Directions for this task: Look through the data below and return each line where "that" appears.

Input records:
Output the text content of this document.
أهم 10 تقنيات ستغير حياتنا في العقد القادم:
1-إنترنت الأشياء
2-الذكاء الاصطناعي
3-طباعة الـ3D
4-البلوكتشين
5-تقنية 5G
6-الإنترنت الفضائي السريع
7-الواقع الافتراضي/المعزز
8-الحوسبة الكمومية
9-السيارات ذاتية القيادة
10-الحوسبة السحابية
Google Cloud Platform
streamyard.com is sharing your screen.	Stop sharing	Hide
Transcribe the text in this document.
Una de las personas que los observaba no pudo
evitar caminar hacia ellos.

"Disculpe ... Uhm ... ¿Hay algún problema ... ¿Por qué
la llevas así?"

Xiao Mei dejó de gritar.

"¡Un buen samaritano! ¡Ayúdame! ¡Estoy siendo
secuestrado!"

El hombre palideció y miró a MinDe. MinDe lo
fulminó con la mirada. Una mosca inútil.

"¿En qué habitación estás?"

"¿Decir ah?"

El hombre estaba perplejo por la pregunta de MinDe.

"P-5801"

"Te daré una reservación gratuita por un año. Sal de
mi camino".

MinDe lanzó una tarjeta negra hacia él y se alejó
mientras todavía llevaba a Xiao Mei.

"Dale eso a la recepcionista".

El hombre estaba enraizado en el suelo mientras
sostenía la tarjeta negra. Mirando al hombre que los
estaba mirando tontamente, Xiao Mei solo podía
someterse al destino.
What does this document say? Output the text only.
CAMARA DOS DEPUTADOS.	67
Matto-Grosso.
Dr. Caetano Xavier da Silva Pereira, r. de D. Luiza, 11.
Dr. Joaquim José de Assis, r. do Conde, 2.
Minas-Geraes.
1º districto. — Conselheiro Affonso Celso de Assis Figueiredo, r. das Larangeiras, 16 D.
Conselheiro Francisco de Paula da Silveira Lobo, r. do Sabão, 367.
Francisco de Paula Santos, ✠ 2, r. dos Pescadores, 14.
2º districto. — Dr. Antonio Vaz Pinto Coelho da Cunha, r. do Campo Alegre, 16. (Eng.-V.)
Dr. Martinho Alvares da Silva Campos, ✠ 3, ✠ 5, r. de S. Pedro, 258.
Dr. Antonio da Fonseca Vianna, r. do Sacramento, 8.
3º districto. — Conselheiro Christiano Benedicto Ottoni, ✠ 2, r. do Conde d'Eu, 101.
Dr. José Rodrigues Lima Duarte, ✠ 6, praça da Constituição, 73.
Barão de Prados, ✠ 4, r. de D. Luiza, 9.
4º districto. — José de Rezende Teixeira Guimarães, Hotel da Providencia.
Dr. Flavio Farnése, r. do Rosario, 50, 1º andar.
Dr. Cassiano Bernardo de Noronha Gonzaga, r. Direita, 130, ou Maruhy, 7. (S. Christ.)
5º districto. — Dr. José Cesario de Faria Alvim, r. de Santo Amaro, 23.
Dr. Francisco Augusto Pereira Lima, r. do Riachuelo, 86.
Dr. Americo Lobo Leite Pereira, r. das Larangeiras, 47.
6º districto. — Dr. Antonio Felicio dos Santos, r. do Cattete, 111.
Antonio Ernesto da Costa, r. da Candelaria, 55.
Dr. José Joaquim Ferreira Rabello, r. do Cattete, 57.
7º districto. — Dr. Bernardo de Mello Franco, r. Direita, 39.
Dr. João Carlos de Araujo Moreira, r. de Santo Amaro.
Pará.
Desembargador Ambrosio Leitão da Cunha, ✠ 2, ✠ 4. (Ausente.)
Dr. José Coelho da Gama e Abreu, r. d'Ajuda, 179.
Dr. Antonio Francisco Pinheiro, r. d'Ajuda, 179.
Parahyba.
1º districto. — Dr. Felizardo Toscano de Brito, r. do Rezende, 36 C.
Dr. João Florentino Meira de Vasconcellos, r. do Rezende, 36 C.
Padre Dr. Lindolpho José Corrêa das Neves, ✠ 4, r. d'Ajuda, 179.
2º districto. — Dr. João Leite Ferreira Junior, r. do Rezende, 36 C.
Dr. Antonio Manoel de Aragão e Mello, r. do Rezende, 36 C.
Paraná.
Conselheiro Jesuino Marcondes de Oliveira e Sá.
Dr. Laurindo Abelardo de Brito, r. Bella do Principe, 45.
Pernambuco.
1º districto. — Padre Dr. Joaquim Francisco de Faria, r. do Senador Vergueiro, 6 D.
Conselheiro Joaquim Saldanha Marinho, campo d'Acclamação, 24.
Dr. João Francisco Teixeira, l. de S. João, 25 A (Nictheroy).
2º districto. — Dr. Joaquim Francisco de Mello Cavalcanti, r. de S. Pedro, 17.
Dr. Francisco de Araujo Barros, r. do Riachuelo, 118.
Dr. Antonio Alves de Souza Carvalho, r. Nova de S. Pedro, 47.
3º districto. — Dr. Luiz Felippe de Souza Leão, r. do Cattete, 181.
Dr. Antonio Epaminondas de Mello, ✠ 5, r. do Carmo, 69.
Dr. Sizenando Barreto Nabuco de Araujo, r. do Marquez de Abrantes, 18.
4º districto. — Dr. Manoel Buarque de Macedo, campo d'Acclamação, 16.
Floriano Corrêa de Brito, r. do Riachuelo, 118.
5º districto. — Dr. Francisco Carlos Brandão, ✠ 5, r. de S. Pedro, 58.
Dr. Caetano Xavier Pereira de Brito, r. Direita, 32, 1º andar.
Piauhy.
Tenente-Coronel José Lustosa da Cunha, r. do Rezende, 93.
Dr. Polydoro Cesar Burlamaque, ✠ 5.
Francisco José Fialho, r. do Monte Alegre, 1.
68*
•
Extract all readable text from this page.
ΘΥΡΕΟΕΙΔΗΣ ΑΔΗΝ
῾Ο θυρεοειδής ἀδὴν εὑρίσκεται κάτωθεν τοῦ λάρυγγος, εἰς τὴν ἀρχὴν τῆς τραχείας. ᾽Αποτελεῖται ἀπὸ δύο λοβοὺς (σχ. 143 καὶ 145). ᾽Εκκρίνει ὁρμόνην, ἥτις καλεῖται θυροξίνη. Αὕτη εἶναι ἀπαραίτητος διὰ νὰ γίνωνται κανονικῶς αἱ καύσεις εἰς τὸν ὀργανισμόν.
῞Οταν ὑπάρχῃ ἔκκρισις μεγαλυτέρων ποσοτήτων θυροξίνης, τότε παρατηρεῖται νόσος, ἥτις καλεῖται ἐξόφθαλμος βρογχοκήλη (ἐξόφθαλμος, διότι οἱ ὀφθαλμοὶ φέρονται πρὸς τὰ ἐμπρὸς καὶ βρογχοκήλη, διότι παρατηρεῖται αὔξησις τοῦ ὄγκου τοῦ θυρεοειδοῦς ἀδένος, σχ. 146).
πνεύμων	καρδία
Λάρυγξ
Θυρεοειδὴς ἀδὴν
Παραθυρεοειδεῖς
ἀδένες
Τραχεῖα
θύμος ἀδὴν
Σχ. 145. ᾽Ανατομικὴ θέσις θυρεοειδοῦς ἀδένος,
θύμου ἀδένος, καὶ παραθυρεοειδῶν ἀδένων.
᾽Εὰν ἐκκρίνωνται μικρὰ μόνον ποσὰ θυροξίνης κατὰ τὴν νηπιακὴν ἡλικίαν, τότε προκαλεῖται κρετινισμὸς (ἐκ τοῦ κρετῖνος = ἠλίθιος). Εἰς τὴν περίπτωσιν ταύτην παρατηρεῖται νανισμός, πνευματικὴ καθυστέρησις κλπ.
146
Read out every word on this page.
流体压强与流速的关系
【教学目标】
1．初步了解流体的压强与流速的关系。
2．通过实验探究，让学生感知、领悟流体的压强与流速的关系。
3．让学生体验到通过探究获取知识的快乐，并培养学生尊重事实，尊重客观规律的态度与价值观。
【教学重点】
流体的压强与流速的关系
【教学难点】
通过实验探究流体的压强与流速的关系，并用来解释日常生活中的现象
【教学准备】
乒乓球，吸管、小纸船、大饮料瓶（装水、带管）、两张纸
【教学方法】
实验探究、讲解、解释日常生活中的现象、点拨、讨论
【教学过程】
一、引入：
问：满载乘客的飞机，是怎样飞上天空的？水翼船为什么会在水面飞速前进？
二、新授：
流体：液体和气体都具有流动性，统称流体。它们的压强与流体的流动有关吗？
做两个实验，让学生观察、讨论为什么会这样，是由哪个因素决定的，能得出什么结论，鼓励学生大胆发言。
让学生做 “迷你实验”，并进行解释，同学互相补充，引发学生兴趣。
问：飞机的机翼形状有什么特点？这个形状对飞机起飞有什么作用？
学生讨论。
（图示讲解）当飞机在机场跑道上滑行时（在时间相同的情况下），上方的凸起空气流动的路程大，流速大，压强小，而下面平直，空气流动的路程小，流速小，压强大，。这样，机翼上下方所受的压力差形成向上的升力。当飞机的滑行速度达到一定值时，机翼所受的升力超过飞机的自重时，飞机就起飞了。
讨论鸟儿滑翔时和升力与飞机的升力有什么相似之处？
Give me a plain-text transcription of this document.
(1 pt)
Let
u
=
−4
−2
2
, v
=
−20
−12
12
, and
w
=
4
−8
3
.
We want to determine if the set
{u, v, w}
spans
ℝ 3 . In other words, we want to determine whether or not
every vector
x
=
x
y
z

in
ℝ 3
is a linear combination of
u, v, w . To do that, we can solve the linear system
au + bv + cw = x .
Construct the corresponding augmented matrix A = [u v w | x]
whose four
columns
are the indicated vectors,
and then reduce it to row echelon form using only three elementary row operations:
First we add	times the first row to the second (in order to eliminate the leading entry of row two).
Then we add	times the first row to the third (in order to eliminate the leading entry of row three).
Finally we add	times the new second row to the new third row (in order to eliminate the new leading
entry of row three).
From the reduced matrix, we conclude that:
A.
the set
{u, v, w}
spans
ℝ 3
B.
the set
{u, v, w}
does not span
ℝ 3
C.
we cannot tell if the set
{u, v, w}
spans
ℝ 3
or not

Task solution:
u, v, w . To do that, we can solve the linear system
From the reduced matrix, we conclude that:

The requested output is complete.